LISTED RECORDS:

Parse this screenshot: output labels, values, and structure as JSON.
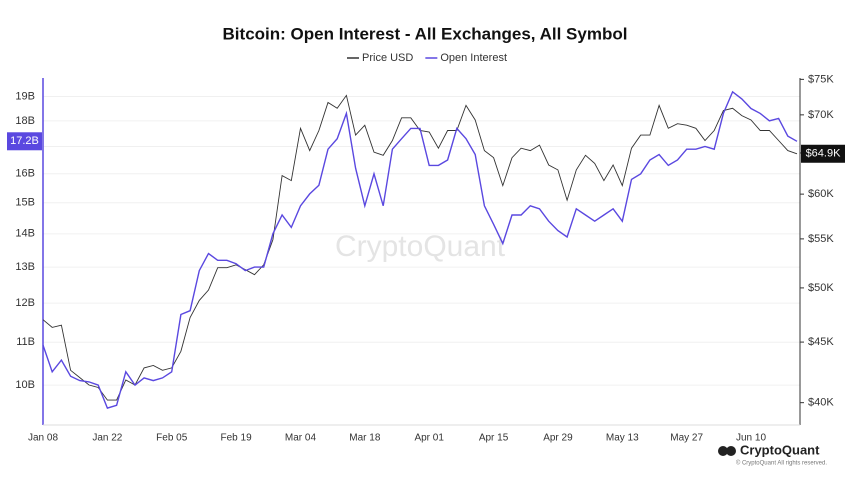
{
  "chart_data": {
    "type": "line",
    "title": "Bitcoin: Open Interest - All Exchanges, All Symbol",
    "watermark": "CryptoQuant",
    "footer": {
      "brand": "CryptoQuant",
      "note": "© CryptoQuant All rights reserved."
    },
    "categories": [
      "Jan 08",
      null,
      null,
      null,
      null,
      null,
      null,
      "Jan 22",
      null,
      null,
      null,
      null,
      null,
      null,
      "Feb 05",
      null,
      null,
      null,
      null,
      null,
      null,
      "Feb 19",
      null,
      null,
      null,
      null,
      null,
      null,
      "Mar 04",
      null,
      null,
      null,
      null,
      null,
      null,
      "Mar 18",
      null,
      null,
      null,
      null,
      null,
      null,
      "Apr 01",
      null,
      null,
      null,
      null,
      null,
      null,
      "Apr 15",
      null,
      null,
      null,
      null,
      null,
      null,
      "Apr 29",
      null,
      null,
      null,
      null,
      null,
      null,
      "May 13",
      null,
      null,
      null,
      null,
      null,
      null,
      "May 27",
      null,
      null,
      null,
      null,
      null,
      null,
      "Jun 10",
      null,
      null,
      null,
      null,
      null
    ],
    "series": [
      {
        "name": "Price USD",
        "color": "#333333",
        "axis": "y2",
        "values": [
          47.0,
          46.3,
          46.5,
          42.6,
          42.0,
          41.4,
          41.2,
          40.2,
          40.2,
          41.8,
          41.4,
          42.8,
          43.0,
          42.6,
          42.8,
          44.2,
          47.2,
          48.8,
          49.8,
          52.0,
          52.0,
          52.3,
          51.8,
          51.3,
          52.3,
          54.9,
          62.2,
          61.6,
          68.2,
          65.3,
          67.9,
          71.7,
          70.9,
          72.7,
          67.3,
          68.6,
          65.1,
          64.7,
          66.6,
          69.6,
          69.6,
          67.9,
          67.7,
          65.6,
          67.9,
          67.9,
          71.3,
          69.3,
          65.3,
          64.4,
          61.0,
          64.4,
          65.6,
          65.3,
          66.0,
          63.5,
          62.9,
          59.3,
          62.9,
          64.7,
          63.7,
          61.6,
          63.5,
          61.0,
          65.6,
          67.3,
          67.3,
          71.3,
          68.2,
          68.8,
          68.6,
          68.2,
          66.6,
          67.9,
          70.6,
          70.9,
          69.9,
          69.3,
          67.9,
          67.9,
          66.6,
          65.3,
          64.9
        ],
        "value_labels": [
          null,
          null,
          null,
          null,
          null,
          null,
          null,
          null,
          null,
          null,
          null,
          null,
          null,
          null,
          null,
          null,
          null,
          null,
          null,
          null,
          null,
          null,
          null,
          null,
          null,
          null,
          null,
          null,
          null,
          null,
          null,
          null,
          null,
          null,
          null,
          null,
          null,
          null,
          null,
          null,
          null,
          null,
          null,
          null,
          null,
          null,
          null,
          null,
          null,
          null,
          null,
          null,
          null,
          null,
          null,
          null,
          null,
          null,
          null,
          null,
          null,
          null,
          null,
          null,
          null,
          null,
          null,
          null,
          null,
          null,
          null,
          null,
          null,
          null,
          null,
          null,
          null,
          null,
          null,
          null,
          null,
          null,
          "$64.9K"
        ]
      },
      {
        "name": "Open Interest",
        "color": "#5a48e0",
        "axis": "y",
        "values": [
          10.93,
          10.3,
          10.57,
          10.2,
          10.1,
          10.07,
          10.0,
          9.5,
          9.56,
          10.3,
          10.0,
          10.16,
          10.1,
          10.16,
          10.3,
          11.7,
          11.8,
          12.9,
          13.4,
          13.2,
          13.2,
          13.1,
          12.9,
          13.0,
          13.0,
          14.0,
          14.6,
          14.2,
          14.9,
          15.3,
          15.6,
          16.9,
          17.3,
          18.3,
          16.2,
          14.9,
          16.0,
          14.9,
          16.9,
          17.3,
          17.7,
          17.7,
          16.3,
          16.3,
          16.5,
          17.7,
          17.3,
          16.7,
          14.9,
          14.3,
          13.7,
          14.6,
          14.6,
          14.9,
          14.8,
          14.4,
          14.1,
          13.9,
          14.8,
          14.6,
          14.4,
          14.6,
          14.8,
          14.4,
          15.8,
          16.0,
          16.5,
          16.7,
          16.3,
          16.5,
          16.9,
          16.9,
          17.0,
          16.9,
          18.3,
          19.2,
          18.9,
          18.5,
          18.3,
          18.0,
          18.1,
          17.4,
          17.2
        ],
        "value_labels": [
          null,
          null,
          null,
          null,
          null,
          null,
          null,
          null,
          null,
          null,
          null,
          null,
          null,
          null,
          null,
          null,
          null,
          null,
          null,
          null,
          null,
          null,
          null,
          null,
          null,
          null,
          null,
          null,
          null,
          null,
          null,
          null,
          null,
          null,
          null,
          null,
          null,
          null,
          null,
          null,
          null,
          null,
          null,
          null,
          null,
          null,
          null,
          null,
          null,
          null,
          null,
          null,
          null,
          null,
          null,
          null,
          null,
          null,
          null,
          null,
          null,
          null,
          null,
          null,
          null,
          null,
          null,
          null,
          null,
          null,
          null,
          null,
          null,
          null,
          null,
          null,
          null,
          null,
          null,
          null,
          null,
          null,
          "17.2B"
        ]
      }
    ],
    "ylim": [
      9.15,
      19.8
    ],
    "ylog": true,
    "yticks": [
      {
        "value": 10,
        "label": "10B"
      },
      {
        "value": 11,
        "label": "11B"
      },
      {
        "value": 12,
        "label": "12B"
      },
      {
        "value": 13,
        "label": "13B"
      },
      {
        "value": 14,
        "label": "14B"
      },
      {
        "value": 15,
        "label": "15B"
      },
      {
        "value": 16,
        "label": "16B"
      },
      {
        "value": 17,
        "label": "17B"
      },
      {
        "value": 18,
        "label": "18B"
      },
      {
        "value": 19,
        "label": "19B"
      }
    ],
    "y2lim": [
      38.3,
      75.2
    ],
    "y2log": true,
    "y2ticks": [
      {
        "value": 40,
        "label": "$40K"
      },
      {
        "value": 45,
        "label": "$45K"
      },
      {
        "value": 50,
        "label": "$50K"
      },
      {
        "value": 55,
        "label": "$55K"
      },
      {
        "value": 60,
        "label": "$60K"
      },
      {
        "value": 65,
        "label": "$65K"
      },
      {
        "value": 70,
        "label": "$70K"
      },
      {
        "value": 75,
        "label": "$75K"
      }
    ],
    "grid": true
  }
}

EXERCISE OBJECTIVE: Every line of the material is to be quoted exactly, with no pictures carried over.

RESULT:
Parse this screenshot: output labels, values, and structure as JSON.
{
  "chart_data": {
    "type": "line",
    "title": "Bitcoin: Open Interest - All Exchanges, All Symbol",
    "watermark": "CryptoQuant",
    "footer": {
      "brand": "CryptoQuant",
      "note": "© CryptoQuant All rights reserved."
    },
    "categories": [
      "Jan 08",
      null,
      null,
      null,
      null,
      null,
      null,
      "Jan 22",
      null,
      null,
      null,
      null,
      null,
      null,
      "Feb 05",
      null,
      null,
      null,
      null,
      null,
      null,
      "Feb 19",
      null,
      null,
      null,
      null,
      null,
      null,
      "Mar 04",
      null,
      null,
      null,
      null,
      null,
      null,
      "Mar 18",
      null,
      null,
      null,
      null,
      null,
      null,
      "Apr 01",
      null,
      null,
      null,
      null,
      null,
      null,
      "Apr 15",
      null,
      null,
      null,
      null,
      null,
      null,
      "Apr 29",
      null,
      null,
      null,
      null,
      null,
      null,
      "May 13",
      null,
      null,
      null,
      null,
      null,
      null,
      "May 27",
      null,
      null,
      null,
      null,
      null,
      null,
      "Jun 10",
      null,
      null,
      null,
      null,
      null
    ],
    "series": [
      {
        "name": "Price USD",
        "color": "#333333",
        "axis": "y2",
        "values": [
          47.0,
          46.3,
          46.5,
          42.6,
          42.0,
          41.4,
          41.2,
          40.2,
          40.2,
          41.8,
          41.4,
          42.8,
          43.0,
          42.6,
          42.8,
          44.2,
          47.2,
          48.8,
          49.8,
          52.0,
          52.0,
          52.3,
          51.8,
          51.3,
          52.3,
          54.9,
          62.2,
          61.6,
          68.2,
          65.3,
          67.9,
          71.7,
          70.9,
          72.7,
          67.3,
          68.6,
          65.1,
          64.7,
          66.6,
          69.6,
          69.6,
          67.9,
          67.7,
          65.6,
          67.9,
          67.9,
          71.3,
          69.3,
          65.3,
          64.4,
          61.0,
          64.4,
          65.6,
          65.3,
          66.0,
          63.5,
          62.9,
          59.3,
          62.9,
          64.7,
          63.7,
          61.6,
          63.5,
          61.0,
          65.6,
          67.3,
          67.3,
          71.3,
          68.2,
          68.8,
          68.6,
          68.2,
          66.6,
          67.9,
          70.6,
          70.9,
          69.9,
          69.3,
          67.9,
          67.9,
          66.6,
          65.3,
          64.9
        ],
        "value_labels": [
          null,
          null,
          null,
          null,
          null,
          null,
          null,
          null,
          null,
          null,
          null,
          null,
          null,
          null,
          null,
          null,
          null,
          null,
          null,
          null,
          null,
          null,
          null,
          null,
          null,
          null,
          null,
          null,
          null,
          null,
          null,
          null,
          null,
          null,
          null,
          null,
          null,
          null,
          null,
          null,
          null,
          null,
          null,
          null,
          null,
          null,
          null,
          null,
          null,
          null,
          null,
          null,
          null,
          null,
          null,
          null,
          null,
          null,
          null,
          null,
          null,
          null,
          null,
          null,
          null,
          null,
          null,
          null,
          null,
          null,
          null,
          null,
          null,
          null,
          null,
          null,
          null,
          null,
          null,
          null,
          null,
          null,
          "$64.9K"
        ]
      },
      {
        "name": "Open Interest",
        "color": "#5a48e0",
        "axis": "y",
        "values": [
          10.93,
          10.3,
          10.57,
          10.2,
          10.1,
          10.07,
          10.0,
          9.5,
          9.56,
          10.3,
          10.0,
          10.16,
          10.1,
          10.16,
          10.3,
          11.7,
          11.8,
          12.9,
          13.4,
          13.2,
          13.2,
          13.1,
          12.9,
          13.0,
          13.0,
          14.0,
          14.6,
          14.2,
          14.9,
          15.3,
          15.6,
          16.9,
          17.3,
          18.3,
          16.2,
          14.9,
          16.0,
          14.9,
          16.9,
          17.3,
          17.7,
          17.7,
          16.3,
          16.3,
          16.5,
          17.7,
          17.3,
          16.7,
          14.9,
          14.3,
          13.7,
          14.6,
          14.6,
          14.9,
          14.8,
          14.4,
          14.1,
          13.9,
          14.8,
          14.6,
          14.4,
          14.6,
          14.8,
          14.4,
          15.8,
          16.0,
          16.5,
          16.7,
          16.3,
          16.5,
          16.9,
          16.9,
          17.0,
          16.9,
          18.3,
          19.2,
          18.9,
          18.5,
          18.3,
          18.0,
          18.1,
          17.4,
          17.2
        ],
        "value_labels": [
          null,
          null,
          null,
          null,
          null,
          null,
          null,
          null,
          null,
          null,
          null,
          null,
          null,
          null,
          null,
          null,
          null,
          null,
          null,
          null,
          null,
          null,
          null,
          null,
          null,
          null,
          null,
          null,
          null,
          null,
          null,
          null,
          null,
          null,
          null,
          null,
          null,
          null,
          null,
          null,
          null,
          null,
          null,
          null,
          null,
          null,
          null,
          null,
          null,
          null,
          null,
          null,
          null,
          null,
          null,
          null,
          null,
          null,
          null,
          null,
          null,
          null,
          null,
          null,
          null,
          null,
          null,
          null,
          null,
          null,
          null,
          null,
          null,
          null,
          null,
          null,
          null,
          null,
          null,
          null,
          null,
          null,
          "17.2B"
        ]
      }
    ],
    "ylim": [
      9.15,
      19.8
    ],
    "ylog": true,
    "yticks": [
      {
        "value": 10,
        "label": "10B"
      },
      {
        "value": 11,
        "label": "11B"
      },
      {
        "value": 12,
        "label": "12B"
      },
      {
        "value": 13,
        "label": "13B"
      },
      {
        "value": 14,
        "label": "14B"
      },
      {
        "value": 15,
        "label": "15B"
      },
      {
        "value": 16,
        "label": "16B"
      },
      {
        "value": 17,
        "label": "17B"
      },
      {
        "value": 18,
        "label": "18B"
      },
      {
        "value": 19,
        "label": "19B"
      }
    ],
    "y2lim": [
      38.3,
      75.2
    ],
    "y2log": true,
    "y2ticks": [
      {
        "value": 40,
        "label": "$40K"
      },
      {
        "value": 45,
        "label": "$45K"
      },
      {
        "value": 50,
        "label": "$50K"
      },
      {
        "value": 55,
        "label": "$55K"
      },
      {
        "value": 60,
        "label": "$60K"
      },
      {
        "value": 65,
        "label": "$65K"
      },
      {
        "value": 70,
        "label": "$70K"
      },
      {
        "value": 75,
        "label": "$75K"
      }
    ],
    "grid": true
  }
}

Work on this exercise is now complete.